Task brief – From the listing below, select every line where the word "name" appears.

Stored data:
◇ ◇ ◇ ◇ ◇ ◇ ◇

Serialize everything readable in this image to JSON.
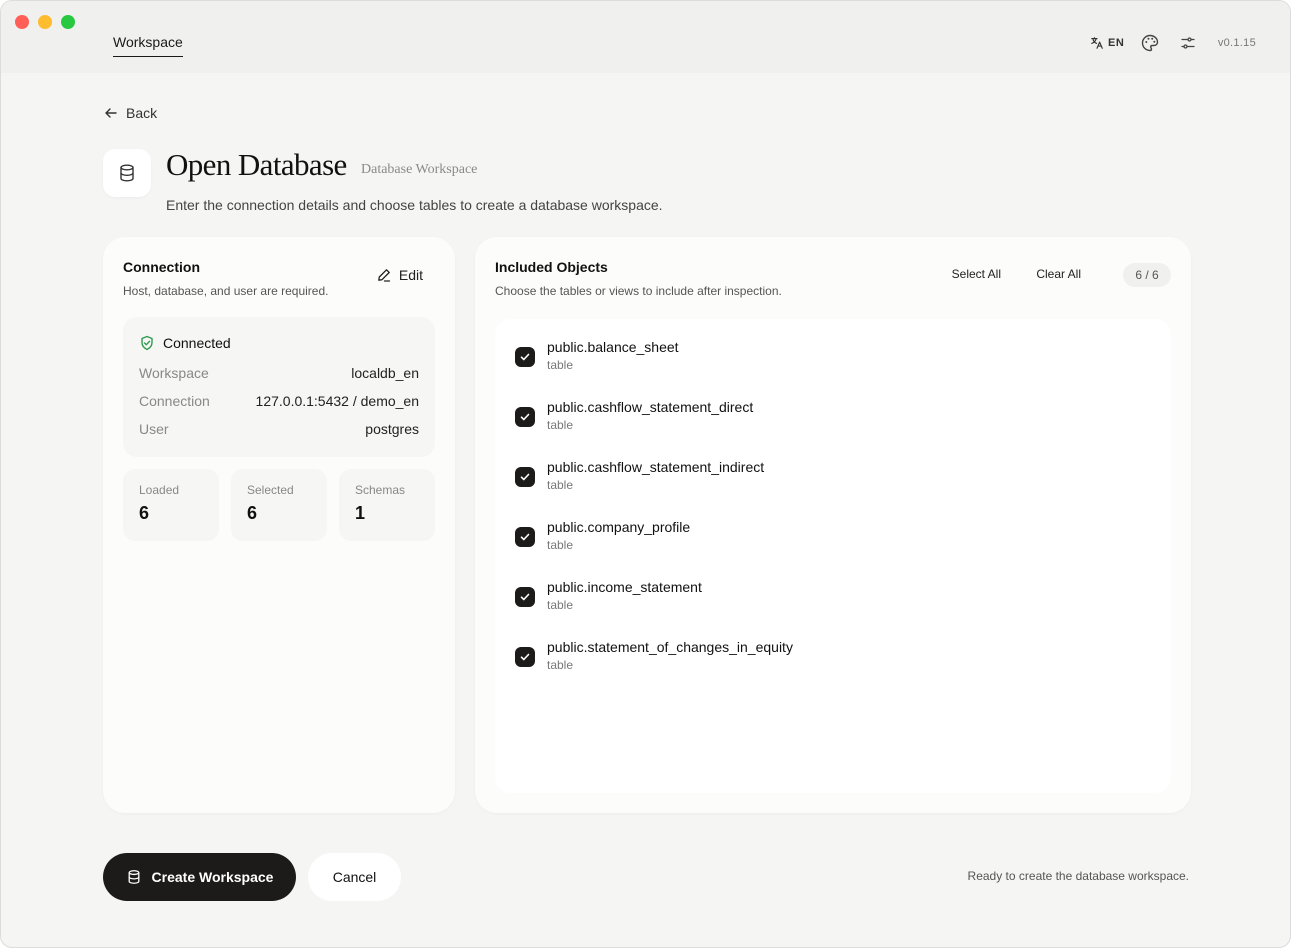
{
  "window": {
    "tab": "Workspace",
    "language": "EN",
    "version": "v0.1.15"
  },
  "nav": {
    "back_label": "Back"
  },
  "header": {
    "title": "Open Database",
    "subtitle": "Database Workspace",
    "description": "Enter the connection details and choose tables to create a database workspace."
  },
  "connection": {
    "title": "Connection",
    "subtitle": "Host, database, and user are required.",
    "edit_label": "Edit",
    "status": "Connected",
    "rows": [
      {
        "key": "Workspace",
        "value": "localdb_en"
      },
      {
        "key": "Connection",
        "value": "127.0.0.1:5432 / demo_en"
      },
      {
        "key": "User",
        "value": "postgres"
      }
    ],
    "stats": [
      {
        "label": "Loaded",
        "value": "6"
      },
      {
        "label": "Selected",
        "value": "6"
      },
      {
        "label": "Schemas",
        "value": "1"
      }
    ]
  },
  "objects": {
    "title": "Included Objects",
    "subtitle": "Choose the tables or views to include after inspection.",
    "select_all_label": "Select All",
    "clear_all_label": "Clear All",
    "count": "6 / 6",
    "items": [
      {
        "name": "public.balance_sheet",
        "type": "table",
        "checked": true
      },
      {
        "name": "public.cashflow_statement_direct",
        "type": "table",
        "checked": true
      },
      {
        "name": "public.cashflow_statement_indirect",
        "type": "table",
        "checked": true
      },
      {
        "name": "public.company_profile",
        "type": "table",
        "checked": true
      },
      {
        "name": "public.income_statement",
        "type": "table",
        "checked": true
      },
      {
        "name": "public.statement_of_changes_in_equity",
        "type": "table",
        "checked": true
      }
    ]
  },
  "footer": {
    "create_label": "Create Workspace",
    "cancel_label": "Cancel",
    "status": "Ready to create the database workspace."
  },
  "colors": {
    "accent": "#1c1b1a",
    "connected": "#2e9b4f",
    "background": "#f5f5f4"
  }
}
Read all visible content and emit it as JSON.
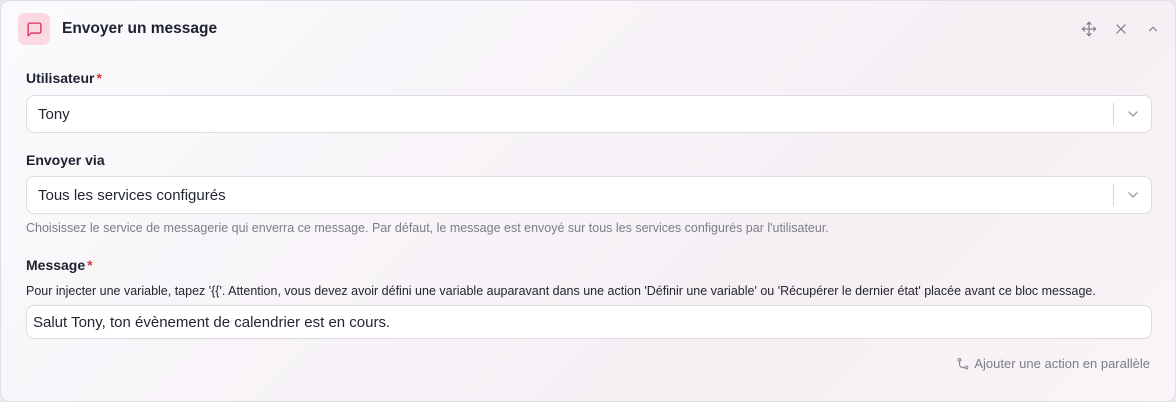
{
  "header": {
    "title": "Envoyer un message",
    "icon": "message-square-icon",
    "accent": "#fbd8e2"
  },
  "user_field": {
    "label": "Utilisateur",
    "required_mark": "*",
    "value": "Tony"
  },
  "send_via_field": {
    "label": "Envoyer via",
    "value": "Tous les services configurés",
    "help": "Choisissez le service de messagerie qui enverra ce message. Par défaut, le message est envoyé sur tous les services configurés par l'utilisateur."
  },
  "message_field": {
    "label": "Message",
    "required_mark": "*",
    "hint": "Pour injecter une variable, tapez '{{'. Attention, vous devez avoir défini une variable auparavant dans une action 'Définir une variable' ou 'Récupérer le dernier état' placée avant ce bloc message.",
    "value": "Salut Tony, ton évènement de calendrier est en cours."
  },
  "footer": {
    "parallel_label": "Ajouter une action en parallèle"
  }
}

◇ ◇ ◇ ◇ ◇ ◇ ◇

Task output –
        "name": "public.balance_sheet",
        "name": "public.cashflow_statement_direct",
        "name": "public.cashflow_statement_indirect",
        "name": "public.company_profile",
        "name": "public.income_statement",
        "name": "public.statement_of_changes_in_equity",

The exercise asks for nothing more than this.